## [Dataset content]
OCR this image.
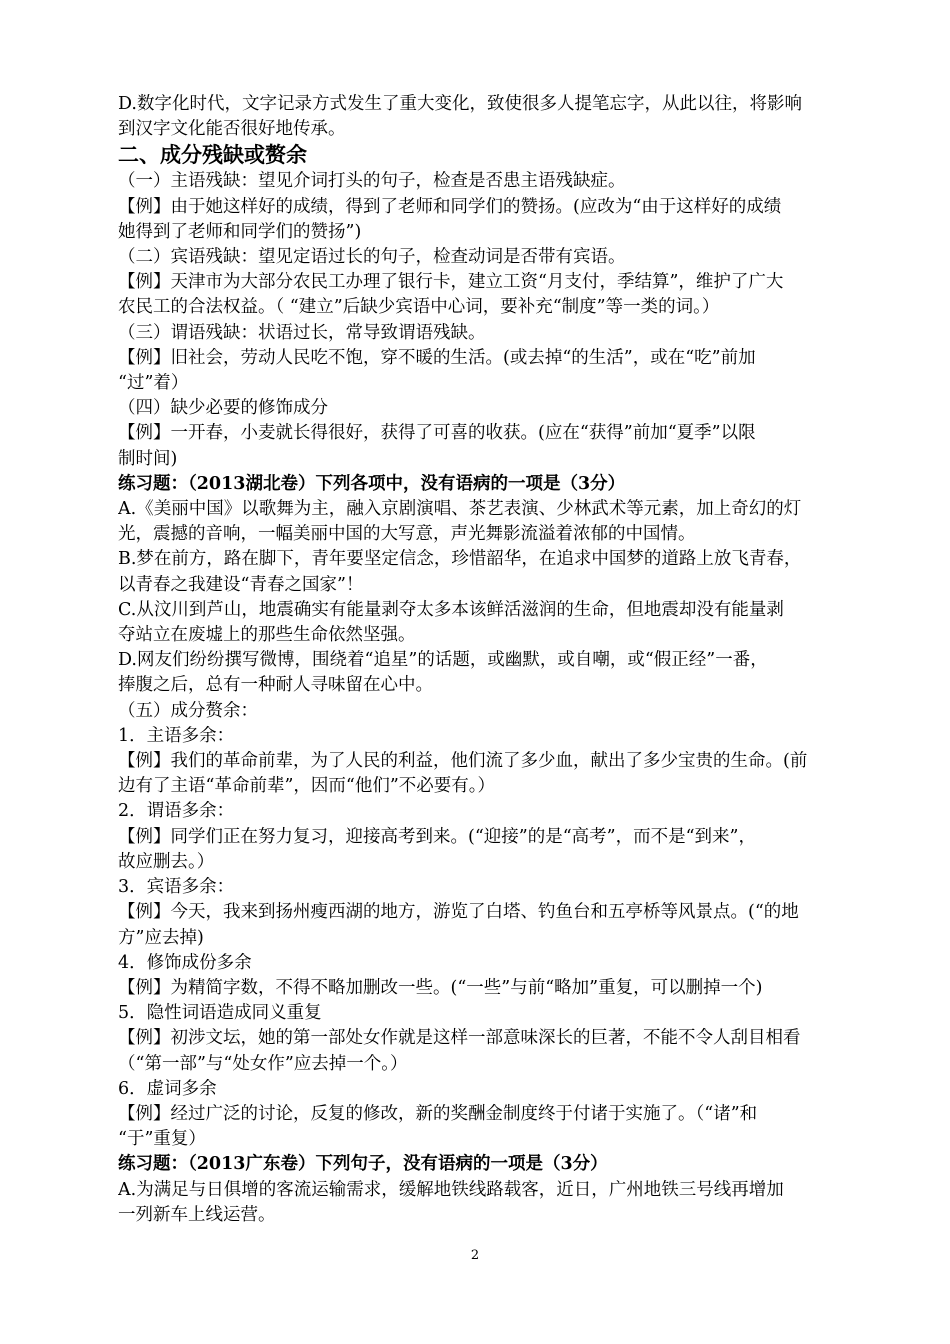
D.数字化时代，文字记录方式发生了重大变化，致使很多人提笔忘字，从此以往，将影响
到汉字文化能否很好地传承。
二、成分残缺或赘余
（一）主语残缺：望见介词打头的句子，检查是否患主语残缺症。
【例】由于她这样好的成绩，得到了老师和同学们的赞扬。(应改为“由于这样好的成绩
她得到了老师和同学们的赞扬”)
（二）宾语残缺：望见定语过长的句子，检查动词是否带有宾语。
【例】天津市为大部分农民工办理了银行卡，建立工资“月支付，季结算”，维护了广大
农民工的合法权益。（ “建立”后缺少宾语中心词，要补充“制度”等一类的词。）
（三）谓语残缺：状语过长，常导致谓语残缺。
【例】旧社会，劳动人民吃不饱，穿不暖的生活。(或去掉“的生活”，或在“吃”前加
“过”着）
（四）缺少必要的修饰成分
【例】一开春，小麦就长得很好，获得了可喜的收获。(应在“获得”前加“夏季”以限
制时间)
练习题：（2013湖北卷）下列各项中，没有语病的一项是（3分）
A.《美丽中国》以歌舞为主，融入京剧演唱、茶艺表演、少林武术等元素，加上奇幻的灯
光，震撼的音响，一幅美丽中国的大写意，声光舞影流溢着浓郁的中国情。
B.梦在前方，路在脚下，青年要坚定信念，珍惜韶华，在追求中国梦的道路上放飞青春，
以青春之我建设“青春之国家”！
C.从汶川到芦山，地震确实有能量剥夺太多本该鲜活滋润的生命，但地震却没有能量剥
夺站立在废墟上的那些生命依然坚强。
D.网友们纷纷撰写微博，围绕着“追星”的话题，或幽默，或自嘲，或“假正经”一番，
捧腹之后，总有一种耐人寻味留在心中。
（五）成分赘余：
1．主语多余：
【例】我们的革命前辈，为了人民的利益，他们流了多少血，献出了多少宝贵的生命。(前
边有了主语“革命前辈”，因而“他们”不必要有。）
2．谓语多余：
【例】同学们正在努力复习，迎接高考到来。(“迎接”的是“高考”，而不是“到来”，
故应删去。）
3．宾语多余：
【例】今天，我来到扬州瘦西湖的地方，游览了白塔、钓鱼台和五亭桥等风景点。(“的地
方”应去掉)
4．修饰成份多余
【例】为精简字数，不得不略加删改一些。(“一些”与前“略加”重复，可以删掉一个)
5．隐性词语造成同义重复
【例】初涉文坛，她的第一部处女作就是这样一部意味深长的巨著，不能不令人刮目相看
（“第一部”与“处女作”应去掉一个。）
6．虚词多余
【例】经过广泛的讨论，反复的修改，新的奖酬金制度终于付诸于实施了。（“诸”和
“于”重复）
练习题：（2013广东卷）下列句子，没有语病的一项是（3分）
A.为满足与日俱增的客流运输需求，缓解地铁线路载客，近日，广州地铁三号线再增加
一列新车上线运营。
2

--

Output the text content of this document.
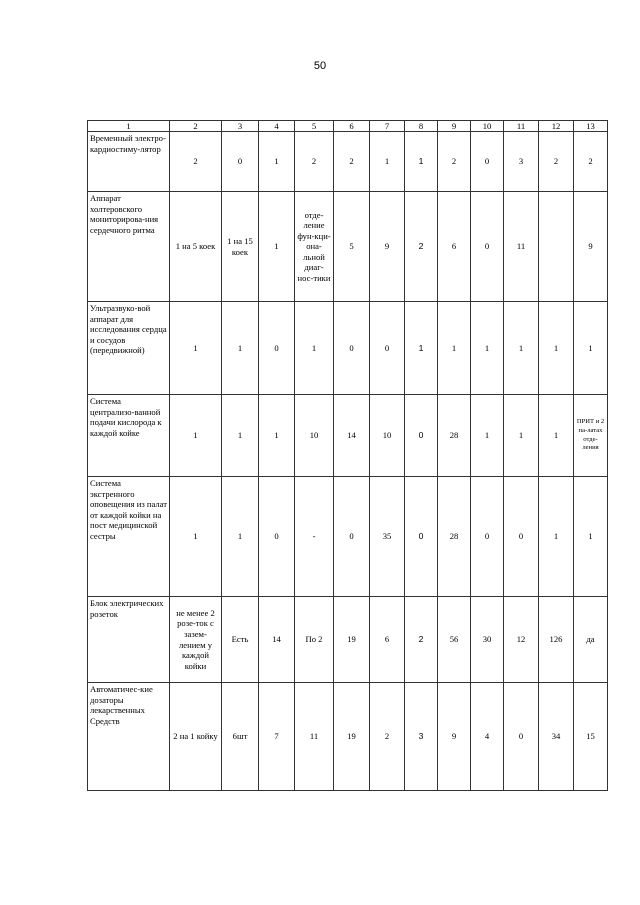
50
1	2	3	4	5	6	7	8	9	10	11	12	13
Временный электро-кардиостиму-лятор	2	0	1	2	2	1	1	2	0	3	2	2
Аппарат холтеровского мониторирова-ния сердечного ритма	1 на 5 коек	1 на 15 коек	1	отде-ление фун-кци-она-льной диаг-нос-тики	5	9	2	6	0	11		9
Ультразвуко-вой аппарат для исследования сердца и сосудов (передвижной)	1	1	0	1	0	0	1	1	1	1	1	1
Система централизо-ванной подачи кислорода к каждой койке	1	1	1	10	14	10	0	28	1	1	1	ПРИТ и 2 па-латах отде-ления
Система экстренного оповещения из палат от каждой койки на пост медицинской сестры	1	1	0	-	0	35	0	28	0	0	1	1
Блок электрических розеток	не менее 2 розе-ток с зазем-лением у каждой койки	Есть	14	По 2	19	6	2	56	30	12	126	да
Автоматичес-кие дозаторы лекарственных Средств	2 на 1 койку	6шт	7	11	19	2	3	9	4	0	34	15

## [Task brief]
From the data above, work out how many lines contain the string "Система" and reply with only the number.

## [Final result]
2